Task directions:
Write out the full set of records below exactly.

Information shown:
_ _ _ _ _

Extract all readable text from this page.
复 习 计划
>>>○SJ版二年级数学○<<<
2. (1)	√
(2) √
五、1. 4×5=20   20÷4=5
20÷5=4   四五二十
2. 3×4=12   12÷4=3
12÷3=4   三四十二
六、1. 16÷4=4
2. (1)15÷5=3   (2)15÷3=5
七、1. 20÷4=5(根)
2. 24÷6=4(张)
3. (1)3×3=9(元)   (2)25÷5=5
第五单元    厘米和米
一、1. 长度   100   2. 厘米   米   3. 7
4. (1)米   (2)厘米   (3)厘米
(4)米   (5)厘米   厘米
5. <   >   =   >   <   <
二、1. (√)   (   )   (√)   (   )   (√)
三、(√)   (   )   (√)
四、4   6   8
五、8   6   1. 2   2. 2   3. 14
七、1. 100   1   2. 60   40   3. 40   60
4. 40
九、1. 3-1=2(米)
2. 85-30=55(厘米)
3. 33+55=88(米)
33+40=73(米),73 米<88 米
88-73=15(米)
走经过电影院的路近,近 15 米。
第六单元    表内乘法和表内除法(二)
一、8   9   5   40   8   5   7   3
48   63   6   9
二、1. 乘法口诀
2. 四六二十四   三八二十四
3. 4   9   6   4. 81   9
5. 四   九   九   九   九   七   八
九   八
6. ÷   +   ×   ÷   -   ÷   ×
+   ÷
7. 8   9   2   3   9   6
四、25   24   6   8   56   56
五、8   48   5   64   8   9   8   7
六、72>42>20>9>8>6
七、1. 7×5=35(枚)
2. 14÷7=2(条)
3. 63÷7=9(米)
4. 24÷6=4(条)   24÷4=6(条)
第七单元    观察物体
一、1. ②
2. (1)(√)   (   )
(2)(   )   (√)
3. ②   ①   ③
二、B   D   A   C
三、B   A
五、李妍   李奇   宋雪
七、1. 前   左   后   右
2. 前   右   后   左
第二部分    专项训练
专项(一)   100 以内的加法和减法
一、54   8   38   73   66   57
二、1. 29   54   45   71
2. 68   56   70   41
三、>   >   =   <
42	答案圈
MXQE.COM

_ _ _ _ _

Response below:
Extract all readable text from this page.
复 习 计划
>>>○SJ版二年级数学○<<<
2. (1)	√
(2) √
五、1. 4×5=20   20÷4=5
20÷5=4   四五二十
2. 3×4=12   12÷4=3
12÷3=4   三四十二
六、1. 16÷4=4
2. (1)15÷5=3   (2)15÷3=5
七、1. 20÷4=5(根)
2. 24÷6=4(张)
3. (1)3×3=9(元)   (2)25÷5=5
第五单元    厘米和米
一、1. 长度   100   2. 厘米   米   3. 7
4. (1)米   (2)厘米   (3)厘米
(4)米   (5)厘米   厘米
5. <   >   =   >   <   <
二、1. (√)   (   )   (√)   (   )   (√)
三、(√)   (   )   (√)
四、4   6   8
五、8   6   1. 2   2. 2   3. 14
七、1. 100   1   2. 60   40   3. 40   60
4. 40
九、1. 3-1=2(米)
2. 85-30=55(厘米)
3. 33+55=88(米)
33+40=73(米),73 米<88 米
88-73=15(米)
走经过电影院的路近,近 15 米。
第六单元    表内乘法和表内除法(二)
一、8   9   5   40   8   5   7   3
48   63   6   9
二、1. 乘法口诀
2. 四六二十四   三八二十四
3. 4   9   6   4. 81   9
5. 四   九   九   九   九   七   八
九   八
6. ÷   +   ×   ÷   -   ÷   ×
+   ÷
7. 8   9   2   3   9   6
四、25   24   6   8   56   56
五、8   48   5   64   8   9   8   7
六、72>42>20>9>8>6
七、1. 7×5=35(枚)
2. 14÷7=2(条)
3. 63÷7=9(米)
4. 24÷6=4(条)   24÷4=6(条)
第七单元    观察物体
一、1. ②
2. (1)(√)   (   )
(2)(   )   (√)
3. ②   ①   ③
二、B   D   A   C
三、B   A
五、李妍   李奇   宋雪
七、1. 前   左   后   右
2. 前   右   后   左
第二部分    专项训练
专项(一)   100 以内的加法和减法
一、54   8   38   73   66   57
二、1. 29   54   45   71
2. 68   56   70   41
三、>   >   =   <
42	答案圈
MXQE.COM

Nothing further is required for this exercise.